**Short task:** Copy every line in which the string "called" occurs.

**The records:**
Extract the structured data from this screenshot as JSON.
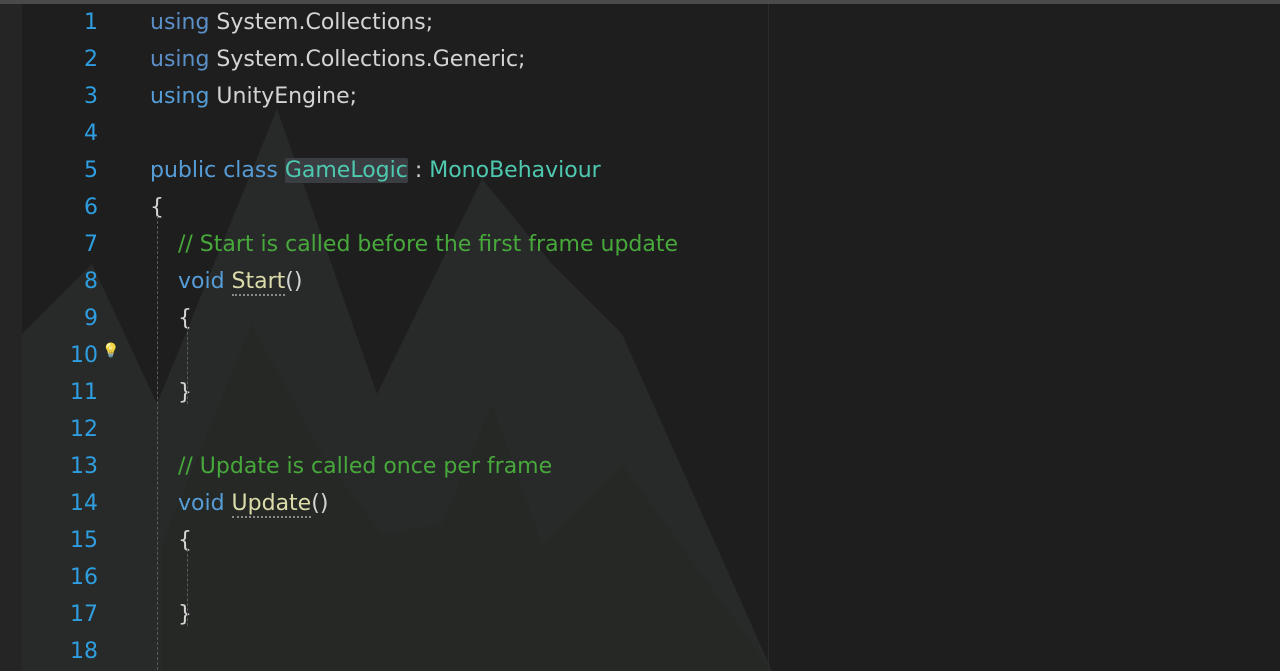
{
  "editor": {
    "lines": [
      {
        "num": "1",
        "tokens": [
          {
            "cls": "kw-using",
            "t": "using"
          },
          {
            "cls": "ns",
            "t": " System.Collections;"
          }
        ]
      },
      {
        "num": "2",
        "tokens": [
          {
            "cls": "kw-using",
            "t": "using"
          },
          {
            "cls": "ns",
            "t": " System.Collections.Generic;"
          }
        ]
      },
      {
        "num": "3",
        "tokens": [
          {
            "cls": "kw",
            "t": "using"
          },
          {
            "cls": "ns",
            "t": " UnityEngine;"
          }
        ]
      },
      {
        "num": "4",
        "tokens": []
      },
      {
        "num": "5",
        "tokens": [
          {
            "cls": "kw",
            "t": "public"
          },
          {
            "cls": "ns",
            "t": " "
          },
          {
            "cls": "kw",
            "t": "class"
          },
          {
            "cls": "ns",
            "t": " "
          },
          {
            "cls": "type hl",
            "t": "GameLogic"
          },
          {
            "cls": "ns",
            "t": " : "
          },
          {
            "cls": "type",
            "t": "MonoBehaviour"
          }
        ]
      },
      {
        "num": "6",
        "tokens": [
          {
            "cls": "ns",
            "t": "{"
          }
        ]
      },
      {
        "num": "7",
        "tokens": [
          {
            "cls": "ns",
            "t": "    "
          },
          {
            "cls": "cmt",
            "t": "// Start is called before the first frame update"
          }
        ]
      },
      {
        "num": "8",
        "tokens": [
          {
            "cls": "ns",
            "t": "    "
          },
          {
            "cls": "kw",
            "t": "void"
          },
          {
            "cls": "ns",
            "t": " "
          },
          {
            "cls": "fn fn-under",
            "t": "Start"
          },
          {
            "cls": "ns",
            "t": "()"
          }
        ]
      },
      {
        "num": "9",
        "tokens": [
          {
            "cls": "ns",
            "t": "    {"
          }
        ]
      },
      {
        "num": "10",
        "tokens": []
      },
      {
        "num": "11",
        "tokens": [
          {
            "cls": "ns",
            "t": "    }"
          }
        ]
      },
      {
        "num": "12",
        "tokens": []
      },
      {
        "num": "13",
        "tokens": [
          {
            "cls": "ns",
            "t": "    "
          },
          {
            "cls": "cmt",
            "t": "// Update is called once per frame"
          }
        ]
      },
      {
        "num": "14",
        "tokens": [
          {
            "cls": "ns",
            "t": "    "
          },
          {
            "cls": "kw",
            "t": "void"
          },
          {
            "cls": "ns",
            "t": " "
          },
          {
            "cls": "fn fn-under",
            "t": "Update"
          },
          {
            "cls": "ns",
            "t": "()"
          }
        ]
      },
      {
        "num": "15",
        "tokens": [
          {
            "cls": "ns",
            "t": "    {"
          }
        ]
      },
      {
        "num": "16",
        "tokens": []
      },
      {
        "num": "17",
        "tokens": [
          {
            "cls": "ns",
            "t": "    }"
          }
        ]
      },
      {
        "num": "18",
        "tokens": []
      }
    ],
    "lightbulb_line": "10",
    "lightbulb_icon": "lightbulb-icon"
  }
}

--

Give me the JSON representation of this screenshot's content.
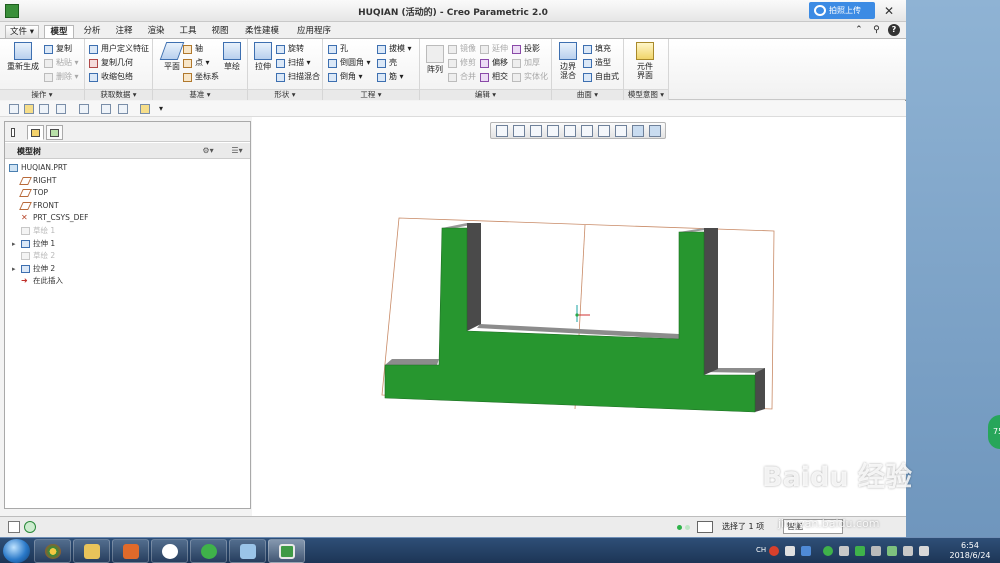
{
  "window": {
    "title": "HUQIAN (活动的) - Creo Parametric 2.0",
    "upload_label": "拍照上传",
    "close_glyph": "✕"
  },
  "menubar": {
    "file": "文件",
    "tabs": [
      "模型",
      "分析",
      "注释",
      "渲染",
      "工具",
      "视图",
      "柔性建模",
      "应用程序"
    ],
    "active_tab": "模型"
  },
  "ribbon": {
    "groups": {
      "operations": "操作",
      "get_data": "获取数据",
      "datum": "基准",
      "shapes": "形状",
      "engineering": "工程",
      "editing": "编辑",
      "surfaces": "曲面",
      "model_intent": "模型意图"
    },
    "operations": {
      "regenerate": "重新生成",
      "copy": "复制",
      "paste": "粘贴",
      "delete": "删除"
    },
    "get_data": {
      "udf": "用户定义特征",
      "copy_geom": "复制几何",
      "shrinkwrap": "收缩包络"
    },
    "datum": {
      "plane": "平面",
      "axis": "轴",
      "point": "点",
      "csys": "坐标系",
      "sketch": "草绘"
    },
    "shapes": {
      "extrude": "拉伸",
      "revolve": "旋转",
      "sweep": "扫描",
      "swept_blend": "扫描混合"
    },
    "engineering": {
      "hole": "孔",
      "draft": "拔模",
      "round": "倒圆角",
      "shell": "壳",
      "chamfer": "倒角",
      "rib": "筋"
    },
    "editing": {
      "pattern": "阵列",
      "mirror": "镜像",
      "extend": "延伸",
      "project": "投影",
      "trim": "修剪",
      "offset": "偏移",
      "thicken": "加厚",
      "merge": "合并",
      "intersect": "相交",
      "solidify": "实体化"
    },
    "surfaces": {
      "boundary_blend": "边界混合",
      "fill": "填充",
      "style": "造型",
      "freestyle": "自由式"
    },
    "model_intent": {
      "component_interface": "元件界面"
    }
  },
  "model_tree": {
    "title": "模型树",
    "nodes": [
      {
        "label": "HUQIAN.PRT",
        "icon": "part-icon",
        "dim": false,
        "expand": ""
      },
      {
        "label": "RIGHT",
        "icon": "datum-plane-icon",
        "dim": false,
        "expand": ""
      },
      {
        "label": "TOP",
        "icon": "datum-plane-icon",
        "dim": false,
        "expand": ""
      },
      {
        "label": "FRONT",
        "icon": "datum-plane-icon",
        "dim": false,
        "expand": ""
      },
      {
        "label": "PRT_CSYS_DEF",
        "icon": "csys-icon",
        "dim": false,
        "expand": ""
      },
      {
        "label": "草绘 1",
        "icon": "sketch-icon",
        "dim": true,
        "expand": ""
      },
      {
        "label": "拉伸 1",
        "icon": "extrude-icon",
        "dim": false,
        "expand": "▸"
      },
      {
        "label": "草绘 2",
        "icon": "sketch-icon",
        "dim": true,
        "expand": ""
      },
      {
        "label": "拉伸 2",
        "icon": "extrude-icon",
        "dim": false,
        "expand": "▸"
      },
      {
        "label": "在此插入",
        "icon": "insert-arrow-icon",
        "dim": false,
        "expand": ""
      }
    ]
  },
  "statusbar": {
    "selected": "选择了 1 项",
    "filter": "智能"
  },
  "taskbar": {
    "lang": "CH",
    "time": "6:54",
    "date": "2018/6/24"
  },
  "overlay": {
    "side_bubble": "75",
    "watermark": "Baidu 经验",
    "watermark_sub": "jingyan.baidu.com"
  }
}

**Result of this exercise:**
            "t": "// Start is called before the first frame update"
            "t": "// Update is called once per frame"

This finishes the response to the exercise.